→ PROBLEM: Every line of the material is to be repeated exactly as it stands.

::::::::

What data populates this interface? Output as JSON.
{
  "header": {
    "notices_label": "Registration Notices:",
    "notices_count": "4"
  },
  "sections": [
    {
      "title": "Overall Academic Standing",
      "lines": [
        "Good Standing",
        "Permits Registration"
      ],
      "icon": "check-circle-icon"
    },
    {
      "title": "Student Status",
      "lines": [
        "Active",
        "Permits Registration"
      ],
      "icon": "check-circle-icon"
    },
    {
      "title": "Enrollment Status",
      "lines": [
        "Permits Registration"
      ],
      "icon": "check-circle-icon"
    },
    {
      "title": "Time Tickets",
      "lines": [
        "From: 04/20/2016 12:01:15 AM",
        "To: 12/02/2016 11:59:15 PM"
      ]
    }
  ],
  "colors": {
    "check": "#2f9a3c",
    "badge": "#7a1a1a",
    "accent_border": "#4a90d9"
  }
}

::::::::

→ RESULT OF THIS TASK:
What data populates this interface? Output as JSON.
{
  "header": {
    "notices_label": "Registration Notices:",
    "notices_count": "4"
  },
  "sections": [
    {
      "title": "Overall Academic Standing",
      "lines": [
        "Good Standing",
        "Permits Registration"
      ],
      "icon": "check-circle-icon"
    },
    {
      "title": "Student Status",
      "lines": [
        "Active",
        "Permits Registration"
      ],
      "icon": "check-circle-icon"
    },
    {
      "title": "Enrollment Status",
      "lines": [
        "Permits Registration"
      ],
      "icon": "check-circle-icon"
    },
    {
      "title": "Time Tickets",
      "lines": [
        "From: 04/20/2016 12:01:15 AM",
        "To: 12/02/2016 11:59:15 PM"
      ]
    }
  ],
  "colors": {
    "check": "#2f9a3c",
    "badge": "#7a1a1a",
    "accent_border": "#4a90d9"
  }
}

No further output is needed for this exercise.